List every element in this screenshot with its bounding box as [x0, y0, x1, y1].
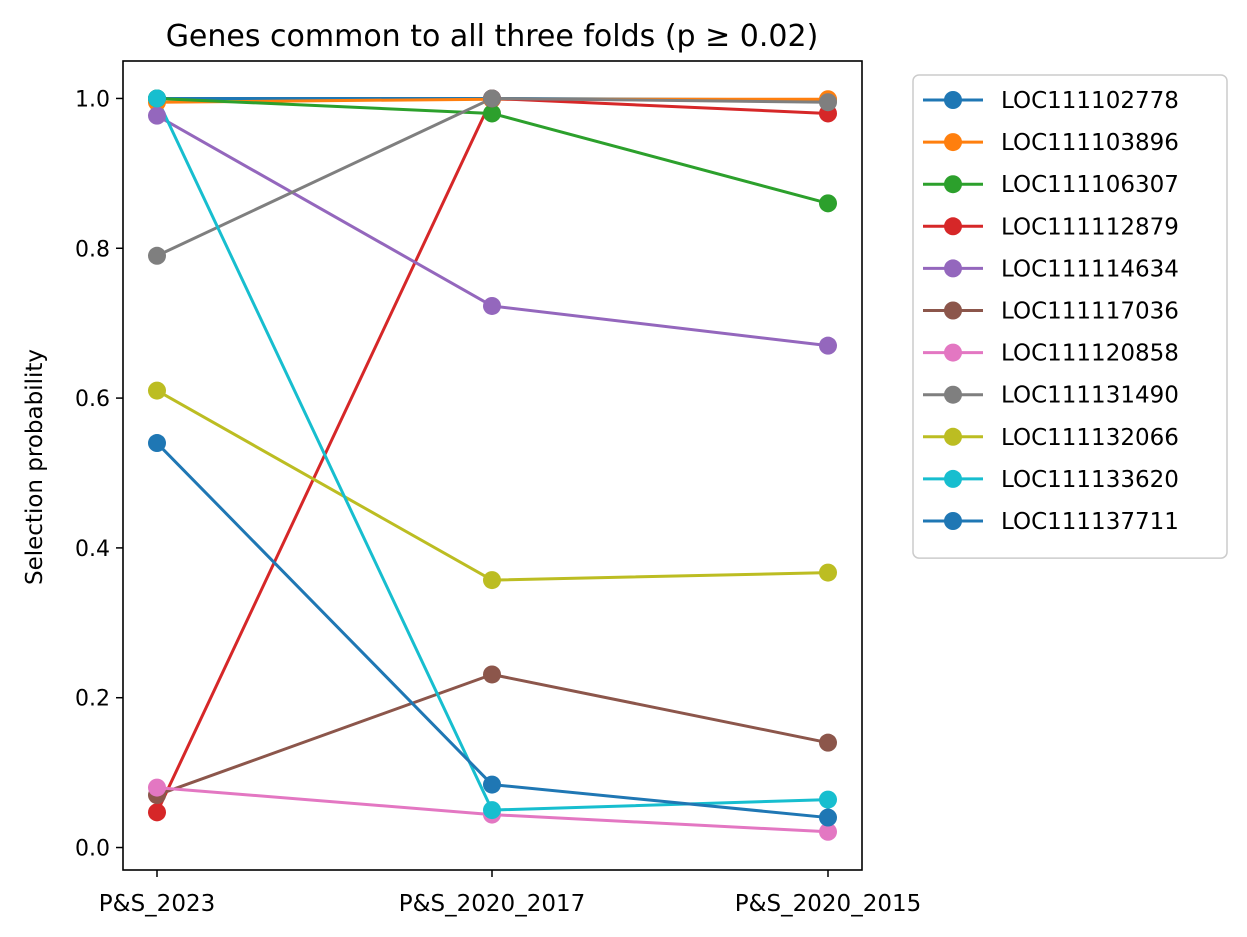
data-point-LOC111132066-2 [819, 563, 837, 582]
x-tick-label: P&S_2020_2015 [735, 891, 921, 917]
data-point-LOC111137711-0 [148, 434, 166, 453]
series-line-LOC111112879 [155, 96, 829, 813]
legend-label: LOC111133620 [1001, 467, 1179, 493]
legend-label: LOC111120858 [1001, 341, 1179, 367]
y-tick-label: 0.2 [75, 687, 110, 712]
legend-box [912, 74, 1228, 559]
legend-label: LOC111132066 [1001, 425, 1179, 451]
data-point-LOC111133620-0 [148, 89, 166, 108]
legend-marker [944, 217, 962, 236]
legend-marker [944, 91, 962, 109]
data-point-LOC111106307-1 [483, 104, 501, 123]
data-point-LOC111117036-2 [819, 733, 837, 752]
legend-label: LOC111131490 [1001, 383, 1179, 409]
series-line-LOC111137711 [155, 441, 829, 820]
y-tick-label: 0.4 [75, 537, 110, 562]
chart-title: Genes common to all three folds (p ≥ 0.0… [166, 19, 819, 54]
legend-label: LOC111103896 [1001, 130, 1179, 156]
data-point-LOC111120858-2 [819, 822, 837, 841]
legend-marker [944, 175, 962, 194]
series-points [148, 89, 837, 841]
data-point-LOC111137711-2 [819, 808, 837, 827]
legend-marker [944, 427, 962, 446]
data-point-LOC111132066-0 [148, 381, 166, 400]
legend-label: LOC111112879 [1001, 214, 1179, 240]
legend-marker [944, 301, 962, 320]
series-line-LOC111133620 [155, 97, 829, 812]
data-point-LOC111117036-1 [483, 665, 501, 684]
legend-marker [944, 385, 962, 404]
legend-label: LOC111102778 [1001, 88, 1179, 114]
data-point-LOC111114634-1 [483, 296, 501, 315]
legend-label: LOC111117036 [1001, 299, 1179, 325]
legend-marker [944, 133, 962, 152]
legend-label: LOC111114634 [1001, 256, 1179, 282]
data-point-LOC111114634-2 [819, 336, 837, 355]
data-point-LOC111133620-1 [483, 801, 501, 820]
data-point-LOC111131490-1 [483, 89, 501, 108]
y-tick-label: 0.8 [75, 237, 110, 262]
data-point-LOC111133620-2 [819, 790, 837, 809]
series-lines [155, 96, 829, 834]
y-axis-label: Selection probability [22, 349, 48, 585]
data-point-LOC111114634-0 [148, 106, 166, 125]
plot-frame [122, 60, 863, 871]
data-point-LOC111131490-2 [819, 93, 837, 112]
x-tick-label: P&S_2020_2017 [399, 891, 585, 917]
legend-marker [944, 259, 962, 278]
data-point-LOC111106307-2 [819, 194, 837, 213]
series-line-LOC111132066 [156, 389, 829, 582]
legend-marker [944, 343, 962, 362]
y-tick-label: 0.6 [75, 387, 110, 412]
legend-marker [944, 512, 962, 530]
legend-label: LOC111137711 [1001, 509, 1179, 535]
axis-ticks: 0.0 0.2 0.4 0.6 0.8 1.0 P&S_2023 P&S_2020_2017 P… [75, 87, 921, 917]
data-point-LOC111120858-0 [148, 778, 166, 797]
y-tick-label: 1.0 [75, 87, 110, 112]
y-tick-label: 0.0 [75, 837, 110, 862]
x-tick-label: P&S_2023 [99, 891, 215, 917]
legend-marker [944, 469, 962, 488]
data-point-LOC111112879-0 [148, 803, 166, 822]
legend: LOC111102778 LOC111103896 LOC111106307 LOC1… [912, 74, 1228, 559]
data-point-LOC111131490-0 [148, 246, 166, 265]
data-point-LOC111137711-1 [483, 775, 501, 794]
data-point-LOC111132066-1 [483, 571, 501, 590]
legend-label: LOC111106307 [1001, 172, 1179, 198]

────────────────────

### [ACTION ITEM]
The response should repeat each record precisely and contain no pictures.

### [TASK OUTPUT]
List every element in this screenshot with its bounding box as [x0, y0, x1, y1].
data-point-LOC111132066-2 [819, 563, 837, 582]
x-tick-label: P&S_2020_2015 [735, 891, 921, 917]
data-point-LOC111137711-0 [148, 434, 166, 453]
series-line-LOC111112879 [155, 96, 829, 813]
legend-label: LOC111133620 [1001, 467, 1179, 493]
legend-label: LOC111120858 [1001, 341, 1179, 367]
y-tick-label: 0.2 [75, 687, 110, 712]
legend-box [912, 74, 1228, 559]
legend-label: LOC111132066 [1001, 425, 1179, 451]
data-point-LOC111133620-0 [148, 89, 166, 108]
legend-marker [944, 217, 962, 236]
legend-marker [944, 91, 962, 109]
data-point-LOC111106307-1 [483, 104, 501, 123]
data-point-LOC111117036-2 [819, 733, 837, 752]
legend-label: LOC111131490 [1001, 383, 1179, 409]
series-line-LOC111137711 [155, 441, 829, 820]
y-tick-label: 0.4 [75, 537, 110, 562]
chart-title: Genes common to all three folds (p ≥ 0.0… [166, 19, 819, 54]
legend-label: LOC111103896 [1001, 130, 1179, 156]
data-point-LOC111120858-2 [819, 822, 837, 841]
legend-marker [944, 175, 962, 194]
series-points [148, 89, 837, 841]
data-point-LOC111137711-2 [819, 808, 837, 827]
legend-marker [944, 427, 962, 446]
data-point-LOC111132066-0 [148, 381, 166, 400]
legend-label: LOC111112879 [1001, 214, 1179, 240]
legend-marker [944, 301, 962, 320]
series-line-LOC111133620 [155, 97, 829, 812]
data-point-LOC111117036-1 [483, 665, 501, 684]
legend-marker [944, 385, 962, 404]
legend-label: LOC111102778 [1001, 88, 1179, 114]
data-point-LOC111114634-1 [483, 296, 501, 315]
legend-label: LOC111117036 [1001, 299, 1179, 325]
legend-marker [944, 133, 962, 152]
legend-label: LOC111114634 [1001, 256, 1179, 282]
data-point-LOC111114634-2 [819, 336, 837, 355]
data-point-LOC111133620-1 [483, 801, 501, 820]
data-point-LOC111131490-1 [483, 89, 501, 108]
y-tick-label: 0.8 [75, 237, 110, 262]
data-point-LOC111133620-2 [819, 790, 837, 809]
series-lines [155, 96, 829, 834]
y-axis-label: Selection probability [22, 349, 48, 585]
data-point-LOC111114634-0 [148, 106, 166, 125]
plot-frame [122, 60, 863, 871]
data-point-LOC111131490-2 [819, 93, 837, 112]
x-tick-label: P&S_2020_2017 [399, 891, 585, 917]
legend-marker [944, 259, 962, 278]
data-point-LOC111106307-2 [819, 194, 837, 213]
series-line-LOC111132066 [156, 389, 829, 582]
legend-marker [944, 343, 962, 362]
y-tick-label: 0.6 [75, 387, 110, 412]
legend-marker [944, 512, 962, 530]
legend-label: LOC111137711 [1001, 509, 1179, 535]
axis-ticks: 0.0 0.2 0.4 0.6 0.8 1.0 P&S_2023 P&S_2020_2017 P… [75, 87, 921, 917]
data-point-LOC111120858-0 [148, 778, 166, 797]
y-tick-label: 1.0 [75, 87, 110, 112]
y-tick-label: 0.0 [75, 837, 110, 862]
x-tick-label: P&S_2023 [99, 891, 215, 917]
legend-marker [944, 469, 962, 488]
data-point-LOC111112879-0 [148, 803, 166, 822]
legend: LOC111102778 LOC111103896 LOC111106307 LOC1… [912, 74, 1228, 559]
data-point-LOC111131490-0 [148, 246, 166, 265]
data-point-LOC111137711-1 [483, 775, 501, 794]
data-point-LOC111132066-1 [483, 571, 501, 590]
legend-label: LOC111106307 [1001, 172, 1179, 198]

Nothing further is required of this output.